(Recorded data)
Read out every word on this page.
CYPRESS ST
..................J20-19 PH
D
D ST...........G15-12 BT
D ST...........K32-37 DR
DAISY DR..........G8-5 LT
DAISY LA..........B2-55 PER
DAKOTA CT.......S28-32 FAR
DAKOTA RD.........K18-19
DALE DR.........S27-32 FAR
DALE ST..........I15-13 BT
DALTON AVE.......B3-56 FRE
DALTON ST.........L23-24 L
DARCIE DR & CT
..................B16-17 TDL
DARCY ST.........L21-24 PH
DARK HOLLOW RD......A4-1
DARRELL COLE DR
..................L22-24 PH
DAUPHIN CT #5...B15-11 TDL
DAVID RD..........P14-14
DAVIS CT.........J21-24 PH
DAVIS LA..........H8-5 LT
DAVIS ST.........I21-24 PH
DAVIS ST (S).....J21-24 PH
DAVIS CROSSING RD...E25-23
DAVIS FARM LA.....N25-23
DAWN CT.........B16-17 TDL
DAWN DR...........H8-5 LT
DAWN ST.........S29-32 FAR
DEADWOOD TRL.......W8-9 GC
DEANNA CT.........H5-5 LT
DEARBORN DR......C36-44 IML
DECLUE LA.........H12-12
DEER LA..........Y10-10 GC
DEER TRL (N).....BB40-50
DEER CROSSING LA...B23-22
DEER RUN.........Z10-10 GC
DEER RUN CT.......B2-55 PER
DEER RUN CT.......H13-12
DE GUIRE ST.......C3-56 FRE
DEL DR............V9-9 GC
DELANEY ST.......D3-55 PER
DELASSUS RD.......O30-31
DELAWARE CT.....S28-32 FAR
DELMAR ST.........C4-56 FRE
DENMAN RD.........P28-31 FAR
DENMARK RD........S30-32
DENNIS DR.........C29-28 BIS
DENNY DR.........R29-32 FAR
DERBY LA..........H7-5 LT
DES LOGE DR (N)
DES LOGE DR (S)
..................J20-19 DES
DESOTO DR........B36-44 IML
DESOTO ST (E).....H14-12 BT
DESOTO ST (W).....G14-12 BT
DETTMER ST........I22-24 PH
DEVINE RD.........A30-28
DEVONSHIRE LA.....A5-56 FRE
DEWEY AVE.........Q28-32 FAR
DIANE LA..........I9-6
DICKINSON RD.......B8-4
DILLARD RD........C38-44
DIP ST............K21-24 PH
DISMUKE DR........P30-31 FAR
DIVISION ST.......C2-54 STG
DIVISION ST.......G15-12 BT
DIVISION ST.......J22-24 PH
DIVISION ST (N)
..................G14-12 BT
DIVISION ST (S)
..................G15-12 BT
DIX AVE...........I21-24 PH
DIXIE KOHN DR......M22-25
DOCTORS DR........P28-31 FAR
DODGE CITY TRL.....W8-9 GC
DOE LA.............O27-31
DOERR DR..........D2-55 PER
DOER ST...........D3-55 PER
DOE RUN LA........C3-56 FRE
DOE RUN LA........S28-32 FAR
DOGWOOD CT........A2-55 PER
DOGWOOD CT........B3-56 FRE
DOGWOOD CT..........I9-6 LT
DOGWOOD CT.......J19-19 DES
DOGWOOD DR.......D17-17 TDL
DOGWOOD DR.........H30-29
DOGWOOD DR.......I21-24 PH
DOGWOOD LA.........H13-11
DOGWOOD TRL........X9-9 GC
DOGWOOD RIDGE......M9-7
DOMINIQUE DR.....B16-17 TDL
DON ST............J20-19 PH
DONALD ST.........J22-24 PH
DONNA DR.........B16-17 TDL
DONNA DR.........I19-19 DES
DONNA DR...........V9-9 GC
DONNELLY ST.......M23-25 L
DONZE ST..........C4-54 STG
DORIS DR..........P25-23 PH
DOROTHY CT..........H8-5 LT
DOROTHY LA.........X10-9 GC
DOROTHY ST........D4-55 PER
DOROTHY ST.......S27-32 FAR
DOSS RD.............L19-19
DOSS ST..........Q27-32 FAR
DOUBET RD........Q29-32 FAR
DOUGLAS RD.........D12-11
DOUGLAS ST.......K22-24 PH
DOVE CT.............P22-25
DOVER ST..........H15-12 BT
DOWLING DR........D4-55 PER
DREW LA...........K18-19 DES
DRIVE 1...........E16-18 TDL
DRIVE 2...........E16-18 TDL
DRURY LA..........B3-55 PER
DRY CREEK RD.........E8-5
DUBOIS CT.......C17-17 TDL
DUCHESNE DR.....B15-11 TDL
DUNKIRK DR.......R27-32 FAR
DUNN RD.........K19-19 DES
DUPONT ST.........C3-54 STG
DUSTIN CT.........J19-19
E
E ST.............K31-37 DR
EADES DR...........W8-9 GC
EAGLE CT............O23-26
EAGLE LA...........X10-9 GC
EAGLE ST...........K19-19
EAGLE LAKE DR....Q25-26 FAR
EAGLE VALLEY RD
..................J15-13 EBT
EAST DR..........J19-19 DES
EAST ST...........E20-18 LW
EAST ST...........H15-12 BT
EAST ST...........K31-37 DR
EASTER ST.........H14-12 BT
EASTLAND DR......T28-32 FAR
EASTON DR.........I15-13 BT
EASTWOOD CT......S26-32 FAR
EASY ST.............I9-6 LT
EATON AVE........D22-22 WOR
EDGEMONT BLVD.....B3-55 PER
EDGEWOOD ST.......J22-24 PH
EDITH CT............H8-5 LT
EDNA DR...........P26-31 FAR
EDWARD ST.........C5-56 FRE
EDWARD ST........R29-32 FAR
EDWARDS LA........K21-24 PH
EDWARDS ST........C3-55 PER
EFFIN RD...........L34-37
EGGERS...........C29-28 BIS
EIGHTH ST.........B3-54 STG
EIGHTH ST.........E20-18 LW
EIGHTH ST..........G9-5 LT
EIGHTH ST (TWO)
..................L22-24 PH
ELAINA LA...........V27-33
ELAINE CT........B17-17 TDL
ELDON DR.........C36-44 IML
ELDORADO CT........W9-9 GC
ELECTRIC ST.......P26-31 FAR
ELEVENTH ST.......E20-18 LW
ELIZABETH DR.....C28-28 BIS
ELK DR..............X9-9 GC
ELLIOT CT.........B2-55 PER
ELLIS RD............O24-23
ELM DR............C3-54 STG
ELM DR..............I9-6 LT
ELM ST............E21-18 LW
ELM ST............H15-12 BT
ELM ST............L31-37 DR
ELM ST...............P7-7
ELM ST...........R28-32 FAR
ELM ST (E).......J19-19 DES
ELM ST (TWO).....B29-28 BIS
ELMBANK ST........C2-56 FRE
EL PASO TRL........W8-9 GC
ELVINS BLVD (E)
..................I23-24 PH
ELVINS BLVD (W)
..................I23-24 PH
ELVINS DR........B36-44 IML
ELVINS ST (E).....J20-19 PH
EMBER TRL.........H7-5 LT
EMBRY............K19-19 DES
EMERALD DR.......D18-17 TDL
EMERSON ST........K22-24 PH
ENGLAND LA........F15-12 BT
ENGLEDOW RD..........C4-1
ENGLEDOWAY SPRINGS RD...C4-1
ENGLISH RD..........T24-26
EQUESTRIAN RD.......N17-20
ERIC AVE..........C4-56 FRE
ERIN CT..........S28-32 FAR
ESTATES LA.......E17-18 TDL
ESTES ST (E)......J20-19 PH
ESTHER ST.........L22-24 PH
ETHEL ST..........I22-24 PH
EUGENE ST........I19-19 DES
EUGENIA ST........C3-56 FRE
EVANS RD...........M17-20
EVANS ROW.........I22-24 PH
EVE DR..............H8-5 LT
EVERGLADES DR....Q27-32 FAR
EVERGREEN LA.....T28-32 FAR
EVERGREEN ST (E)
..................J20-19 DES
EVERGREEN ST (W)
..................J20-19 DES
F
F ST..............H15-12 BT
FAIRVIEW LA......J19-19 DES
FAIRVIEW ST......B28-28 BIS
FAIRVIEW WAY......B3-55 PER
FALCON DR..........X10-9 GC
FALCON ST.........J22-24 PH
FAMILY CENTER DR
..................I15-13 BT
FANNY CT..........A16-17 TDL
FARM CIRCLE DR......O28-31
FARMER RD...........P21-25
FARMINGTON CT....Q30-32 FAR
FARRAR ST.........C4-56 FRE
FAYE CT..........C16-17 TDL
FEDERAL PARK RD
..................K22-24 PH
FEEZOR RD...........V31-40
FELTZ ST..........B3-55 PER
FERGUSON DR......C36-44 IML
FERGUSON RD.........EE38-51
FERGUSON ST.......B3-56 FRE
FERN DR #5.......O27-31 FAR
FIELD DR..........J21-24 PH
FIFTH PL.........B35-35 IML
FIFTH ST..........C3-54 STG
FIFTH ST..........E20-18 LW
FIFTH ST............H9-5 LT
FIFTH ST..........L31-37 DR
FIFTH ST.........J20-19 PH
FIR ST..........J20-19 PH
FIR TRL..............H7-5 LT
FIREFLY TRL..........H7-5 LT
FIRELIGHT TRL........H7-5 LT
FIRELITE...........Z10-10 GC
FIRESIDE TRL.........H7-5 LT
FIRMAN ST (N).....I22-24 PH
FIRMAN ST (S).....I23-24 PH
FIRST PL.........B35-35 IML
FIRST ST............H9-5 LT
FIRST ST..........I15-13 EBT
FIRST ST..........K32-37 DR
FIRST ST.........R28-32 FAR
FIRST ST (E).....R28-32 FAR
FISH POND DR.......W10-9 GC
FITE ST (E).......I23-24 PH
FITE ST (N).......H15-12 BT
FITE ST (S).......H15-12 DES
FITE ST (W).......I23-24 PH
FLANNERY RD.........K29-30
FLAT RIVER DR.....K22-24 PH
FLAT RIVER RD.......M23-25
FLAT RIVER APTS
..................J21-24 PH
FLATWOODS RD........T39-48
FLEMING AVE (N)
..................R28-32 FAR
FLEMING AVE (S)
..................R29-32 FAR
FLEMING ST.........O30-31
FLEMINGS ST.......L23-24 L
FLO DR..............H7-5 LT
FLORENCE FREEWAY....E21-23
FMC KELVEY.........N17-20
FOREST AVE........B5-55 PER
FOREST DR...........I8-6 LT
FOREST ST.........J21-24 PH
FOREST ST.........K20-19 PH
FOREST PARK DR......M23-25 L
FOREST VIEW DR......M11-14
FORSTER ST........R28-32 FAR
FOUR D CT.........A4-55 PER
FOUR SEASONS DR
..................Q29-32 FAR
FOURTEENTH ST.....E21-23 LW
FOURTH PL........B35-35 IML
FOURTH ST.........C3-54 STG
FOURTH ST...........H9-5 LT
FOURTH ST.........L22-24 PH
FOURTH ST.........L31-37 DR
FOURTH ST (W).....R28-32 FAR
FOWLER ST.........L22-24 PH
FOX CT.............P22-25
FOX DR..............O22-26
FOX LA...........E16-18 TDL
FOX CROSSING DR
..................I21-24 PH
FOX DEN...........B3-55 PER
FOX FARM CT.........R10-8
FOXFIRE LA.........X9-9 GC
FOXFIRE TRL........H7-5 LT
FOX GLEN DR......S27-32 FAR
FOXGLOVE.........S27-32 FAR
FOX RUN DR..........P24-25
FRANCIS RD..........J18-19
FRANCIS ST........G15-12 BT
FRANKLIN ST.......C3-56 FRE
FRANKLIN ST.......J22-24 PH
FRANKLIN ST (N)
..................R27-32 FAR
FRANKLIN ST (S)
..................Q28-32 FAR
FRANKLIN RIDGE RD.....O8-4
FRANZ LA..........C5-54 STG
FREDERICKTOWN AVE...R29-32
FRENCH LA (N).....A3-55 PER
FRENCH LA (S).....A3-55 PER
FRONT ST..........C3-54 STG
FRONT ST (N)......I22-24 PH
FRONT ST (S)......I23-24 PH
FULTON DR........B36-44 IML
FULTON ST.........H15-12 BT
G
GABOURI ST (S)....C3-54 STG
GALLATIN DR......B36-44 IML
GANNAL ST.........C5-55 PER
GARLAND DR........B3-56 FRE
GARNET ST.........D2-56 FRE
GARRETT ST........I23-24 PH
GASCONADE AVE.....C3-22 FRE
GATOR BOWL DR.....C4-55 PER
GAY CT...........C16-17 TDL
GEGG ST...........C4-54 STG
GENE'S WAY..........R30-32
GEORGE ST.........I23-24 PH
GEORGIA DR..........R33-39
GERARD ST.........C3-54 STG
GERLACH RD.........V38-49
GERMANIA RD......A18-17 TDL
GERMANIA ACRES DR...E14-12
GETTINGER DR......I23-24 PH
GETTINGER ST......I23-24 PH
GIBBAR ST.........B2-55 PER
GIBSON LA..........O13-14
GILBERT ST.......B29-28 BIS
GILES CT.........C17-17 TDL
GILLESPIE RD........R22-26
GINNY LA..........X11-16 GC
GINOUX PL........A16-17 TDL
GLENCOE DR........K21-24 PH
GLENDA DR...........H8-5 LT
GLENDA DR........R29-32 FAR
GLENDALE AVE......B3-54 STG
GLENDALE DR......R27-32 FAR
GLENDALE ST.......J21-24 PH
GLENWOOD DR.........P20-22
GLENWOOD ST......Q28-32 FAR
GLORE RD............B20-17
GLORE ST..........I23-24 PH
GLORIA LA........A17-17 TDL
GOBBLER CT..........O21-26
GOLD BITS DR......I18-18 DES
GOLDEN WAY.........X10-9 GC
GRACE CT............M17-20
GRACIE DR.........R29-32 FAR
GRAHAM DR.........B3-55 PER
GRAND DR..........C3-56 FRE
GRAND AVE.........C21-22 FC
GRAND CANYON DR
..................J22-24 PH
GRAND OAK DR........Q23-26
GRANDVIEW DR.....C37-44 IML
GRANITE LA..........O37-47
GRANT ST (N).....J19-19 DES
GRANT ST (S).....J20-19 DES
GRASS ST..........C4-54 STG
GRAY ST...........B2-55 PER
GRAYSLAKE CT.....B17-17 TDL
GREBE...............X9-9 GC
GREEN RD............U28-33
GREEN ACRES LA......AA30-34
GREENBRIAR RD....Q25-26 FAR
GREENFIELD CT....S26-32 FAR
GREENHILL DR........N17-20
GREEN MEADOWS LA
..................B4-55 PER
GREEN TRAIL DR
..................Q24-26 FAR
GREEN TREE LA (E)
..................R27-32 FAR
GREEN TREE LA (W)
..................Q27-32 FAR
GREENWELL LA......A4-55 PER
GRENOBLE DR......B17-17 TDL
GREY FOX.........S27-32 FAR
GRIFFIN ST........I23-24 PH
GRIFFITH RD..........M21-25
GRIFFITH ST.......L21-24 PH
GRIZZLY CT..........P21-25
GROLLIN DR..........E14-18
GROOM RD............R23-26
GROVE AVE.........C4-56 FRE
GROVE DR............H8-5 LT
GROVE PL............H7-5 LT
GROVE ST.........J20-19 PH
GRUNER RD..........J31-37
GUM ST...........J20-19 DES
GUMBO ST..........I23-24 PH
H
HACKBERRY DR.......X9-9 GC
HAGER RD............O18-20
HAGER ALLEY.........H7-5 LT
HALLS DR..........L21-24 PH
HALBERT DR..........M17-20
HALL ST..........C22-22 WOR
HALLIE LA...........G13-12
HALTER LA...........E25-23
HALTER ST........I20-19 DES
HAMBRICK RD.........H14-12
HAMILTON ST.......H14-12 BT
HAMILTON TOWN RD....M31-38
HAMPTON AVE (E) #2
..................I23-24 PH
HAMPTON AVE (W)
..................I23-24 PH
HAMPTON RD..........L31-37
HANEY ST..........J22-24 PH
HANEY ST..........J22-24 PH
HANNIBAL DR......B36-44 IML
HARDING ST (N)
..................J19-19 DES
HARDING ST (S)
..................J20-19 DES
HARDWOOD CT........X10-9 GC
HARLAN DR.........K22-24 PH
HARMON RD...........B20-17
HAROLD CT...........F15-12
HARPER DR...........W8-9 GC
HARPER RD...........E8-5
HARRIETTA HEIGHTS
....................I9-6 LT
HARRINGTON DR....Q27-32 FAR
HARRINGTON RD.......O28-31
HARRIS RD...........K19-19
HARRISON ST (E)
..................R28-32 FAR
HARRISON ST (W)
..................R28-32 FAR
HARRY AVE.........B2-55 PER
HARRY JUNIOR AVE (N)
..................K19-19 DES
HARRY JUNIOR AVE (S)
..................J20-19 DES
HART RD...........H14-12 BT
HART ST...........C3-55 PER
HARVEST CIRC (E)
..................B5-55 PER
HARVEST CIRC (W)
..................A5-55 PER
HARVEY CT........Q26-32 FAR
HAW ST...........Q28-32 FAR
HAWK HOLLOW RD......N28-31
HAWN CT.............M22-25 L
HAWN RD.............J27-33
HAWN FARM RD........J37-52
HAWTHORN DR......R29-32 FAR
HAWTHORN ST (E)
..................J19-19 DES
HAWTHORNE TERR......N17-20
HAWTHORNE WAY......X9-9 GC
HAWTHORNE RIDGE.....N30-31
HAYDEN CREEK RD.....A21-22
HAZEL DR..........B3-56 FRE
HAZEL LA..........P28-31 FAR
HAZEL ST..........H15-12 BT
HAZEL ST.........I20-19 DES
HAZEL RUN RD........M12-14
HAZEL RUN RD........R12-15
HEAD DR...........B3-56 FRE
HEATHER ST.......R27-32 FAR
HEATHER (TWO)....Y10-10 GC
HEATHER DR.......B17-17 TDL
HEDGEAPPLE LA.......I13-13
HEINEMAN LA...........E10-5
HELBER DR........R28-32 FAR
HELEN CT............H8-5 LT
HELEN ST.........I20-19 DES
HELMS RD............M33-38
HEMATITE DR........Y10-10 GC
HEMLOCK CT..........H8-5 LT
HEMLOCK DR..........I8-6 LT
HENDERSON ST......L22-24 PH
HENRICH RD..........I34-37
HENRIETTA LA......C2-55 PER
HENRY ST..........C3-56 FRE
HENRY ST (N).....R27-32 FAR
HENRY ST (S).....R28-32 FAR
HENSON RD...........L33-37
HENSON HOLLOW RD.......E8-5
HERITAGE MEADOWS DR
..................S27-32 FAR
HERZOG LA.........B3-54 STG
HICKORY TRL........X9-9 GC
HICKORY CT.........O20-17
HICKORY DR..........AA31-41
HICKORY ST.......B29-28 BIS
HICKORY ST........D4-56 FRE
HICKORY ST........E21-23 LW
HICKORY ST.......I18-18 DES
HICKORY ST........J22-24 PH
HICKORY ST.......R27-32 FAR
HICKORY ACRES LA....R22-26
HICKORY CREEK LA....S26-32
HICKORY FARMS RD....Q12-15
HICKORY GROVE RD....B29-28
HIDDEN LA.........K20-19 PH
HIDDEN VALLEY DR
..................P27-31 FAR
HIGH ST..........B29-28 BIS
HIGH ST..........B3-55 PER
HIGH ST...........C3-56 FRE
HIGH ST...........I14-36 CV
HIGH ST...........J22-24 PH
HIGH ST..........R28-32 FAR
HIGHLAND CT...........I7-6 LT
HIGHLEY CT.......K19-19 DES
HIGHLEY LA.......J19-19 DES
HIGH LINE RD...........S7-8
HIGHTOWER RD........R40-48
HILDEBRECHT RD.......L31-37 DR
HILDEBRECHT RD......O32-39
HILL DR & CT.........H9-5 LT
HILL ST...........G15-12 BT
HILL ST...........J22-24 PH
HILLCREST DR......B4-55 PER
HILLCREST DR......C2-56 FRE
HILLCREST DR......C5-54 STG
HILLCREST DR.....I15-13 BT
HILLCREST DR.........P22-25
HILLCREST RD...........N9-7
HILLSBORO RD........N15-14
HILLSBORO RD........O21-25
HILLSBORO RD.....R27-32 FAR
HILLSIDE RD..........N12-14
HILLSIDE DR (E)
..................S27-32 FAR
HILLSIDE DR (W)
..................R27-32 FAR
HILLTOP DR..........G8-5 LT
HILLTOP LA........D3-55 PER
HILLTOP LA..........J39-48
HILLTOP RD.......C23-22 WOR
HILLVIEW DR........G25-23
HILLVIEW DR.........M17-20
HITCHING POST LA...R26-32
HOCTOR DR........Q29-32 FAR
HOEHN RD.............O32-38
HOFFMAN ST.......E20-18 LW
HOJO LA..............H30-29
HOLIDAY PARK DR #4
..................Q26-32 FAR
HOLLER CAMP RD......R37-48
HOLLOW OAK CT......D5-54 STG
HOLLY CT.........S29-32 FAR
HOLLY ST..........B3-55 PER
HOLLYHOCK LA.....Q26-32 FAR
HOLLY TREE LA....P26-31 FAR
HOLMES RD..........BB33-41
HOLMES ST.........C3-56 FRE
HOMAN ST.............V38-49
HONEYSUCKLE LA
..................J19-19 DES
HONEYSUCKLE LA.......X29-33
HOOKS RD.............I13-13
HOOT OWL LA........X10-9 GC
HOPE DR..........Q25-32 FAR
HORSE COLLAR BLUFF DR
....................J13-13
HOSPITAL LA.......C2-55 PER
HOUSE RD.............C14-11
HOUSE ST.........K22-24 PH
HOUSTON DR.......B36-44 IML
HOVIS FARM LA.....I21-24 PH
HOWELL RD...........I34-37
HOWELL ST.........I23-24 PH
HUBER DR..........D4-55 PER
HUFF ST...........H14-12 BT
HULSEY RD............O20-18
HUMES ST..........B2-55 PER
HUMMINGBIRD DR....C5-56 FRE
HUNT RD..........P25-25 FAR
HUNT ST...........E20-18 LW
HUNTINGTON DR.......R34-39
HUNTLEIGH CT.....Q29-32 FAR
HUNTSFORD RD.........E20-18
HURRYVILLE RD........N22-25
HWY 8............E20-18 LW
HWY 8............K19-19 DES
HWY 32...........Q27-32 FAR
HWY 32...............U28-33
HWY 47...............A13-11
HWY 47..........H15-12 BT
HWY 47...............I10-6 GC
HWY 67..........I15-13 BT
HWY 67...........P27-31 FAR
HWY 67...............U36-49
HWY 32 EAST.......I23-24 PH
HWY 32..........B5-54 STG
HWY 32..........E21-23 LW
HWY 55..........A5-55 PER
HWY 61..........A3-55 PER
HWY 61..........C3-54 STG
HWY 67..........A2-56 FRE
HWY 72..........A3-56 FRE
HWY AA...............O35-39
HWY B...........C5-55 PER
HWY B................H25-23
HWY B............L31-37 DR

What to produce -
Going through the lines above one by one, tally those with the word "MEADOWS" and give only the total.

Complete answer -
2